Instruction = Go through the listing and set it down exactly, leaving out its pictures.

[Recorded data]
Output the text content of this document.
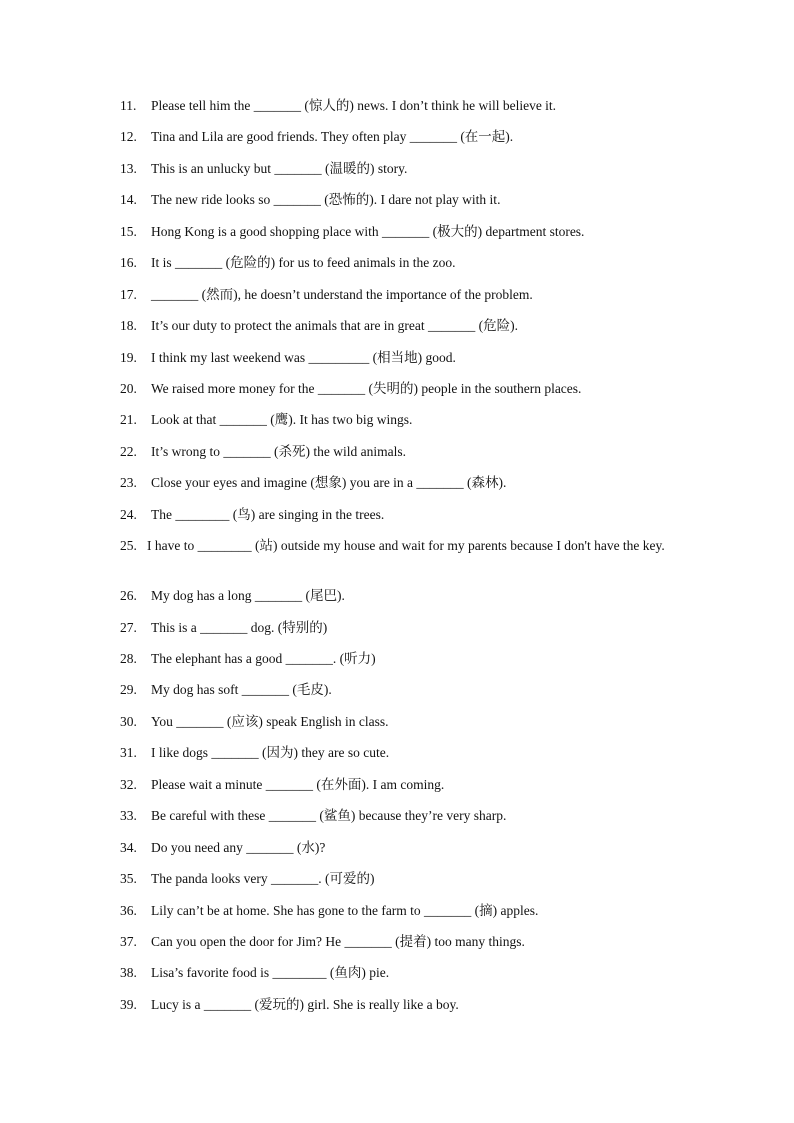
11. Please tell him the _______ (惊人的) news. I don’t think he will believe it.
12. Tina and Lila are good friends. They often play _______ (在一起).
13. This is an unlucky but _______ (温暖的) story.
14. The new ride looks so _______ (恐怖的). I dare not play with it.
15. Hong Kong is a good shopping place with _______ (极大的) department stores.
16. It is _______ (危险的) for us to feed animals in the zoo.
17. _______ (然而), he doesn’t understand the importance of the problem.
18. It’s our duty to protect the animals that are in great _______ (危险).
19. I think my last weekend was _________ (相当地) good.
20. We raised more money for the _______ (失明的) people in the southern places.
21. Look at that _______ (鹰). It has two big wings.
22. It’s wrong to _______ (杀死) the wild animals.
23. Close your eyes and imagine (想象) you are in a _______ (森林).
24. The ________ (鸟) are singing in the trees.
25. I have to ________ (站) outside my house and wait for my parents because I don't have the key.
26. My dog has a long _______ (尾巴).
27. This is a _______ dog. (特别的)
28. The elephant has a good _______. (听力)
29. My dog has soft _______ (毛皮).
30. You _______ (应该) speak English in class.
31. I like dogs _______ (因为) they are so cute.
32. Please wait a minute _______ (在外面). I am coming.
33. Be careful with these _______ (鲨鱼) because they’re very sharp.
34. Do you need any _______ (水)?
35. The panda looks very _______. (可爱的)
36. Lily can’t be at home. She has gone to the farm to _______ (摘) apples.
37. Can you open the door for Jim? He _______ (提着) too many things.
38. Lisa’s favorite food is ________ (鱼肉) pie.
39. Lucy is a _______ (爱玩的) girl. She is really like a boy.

Written solution =
Output the text content of this document.
11. Please tell him the _______ (惊人的) news. I don’t think he will believe it.
12. Tina and Lila are good friends. They often play _______ (在一起).
13. This is an unlucky but _______ (温暖的) story.
14. The new ride looks so _______ (恐怖的). I dare not play with it.
15. Hong Kong is a good shopping place with _______ (极大的) department stores.
16. It is _______ (危险的) for us to feed animals in the zoo.
17. _______ (然而), he doesn’t understand the importance of the problem.
18. It’s our duty to protect the animals that are in great _______ (危险).
19. I think my last weekend was _________ (相当地) good.
20. We raised more money for the _______ (失明的) people in the southern places.
21. Look at that _______ (鹰). It has two big wings.
22. It’s wrong to _______ (杀死) the wild animals.
23. Close your eyes and imagine (想象) you are in a _______ (森林).
24. The ________ (鸟) are singing in the trees.
25. I have to ________ (站) outside my house and wait for my parents because I don't have the key.
26. My dog has a long _______ (尾巴).
27. This is a _______ dog. (特别的)
28. The elephant has a good _______. (听力)
29. My dog has soft _______ (毛皮).
30. You _______ (应该) speak English in class.
31. I like dogs _______ (因为) they are so cute.
32. Please wait a minute _______ (在外面). I am coming.
33. Be careful with these _______ (鲨鱼) because they’re very sharp.
34. Do you need any _______ (水)?
35. The panda looks very _______. (可爱的)
36. Lily can’t be at home. She has gone to the farm to _______ (摘) apples.
37. Can you open the door for Jim? He _______ (提着) too many things.
38. Lisa’s favorite food is ________ (鱼肉) pie.
39. Lucy is a _______ (爱玩的) girl. She is really like a boy.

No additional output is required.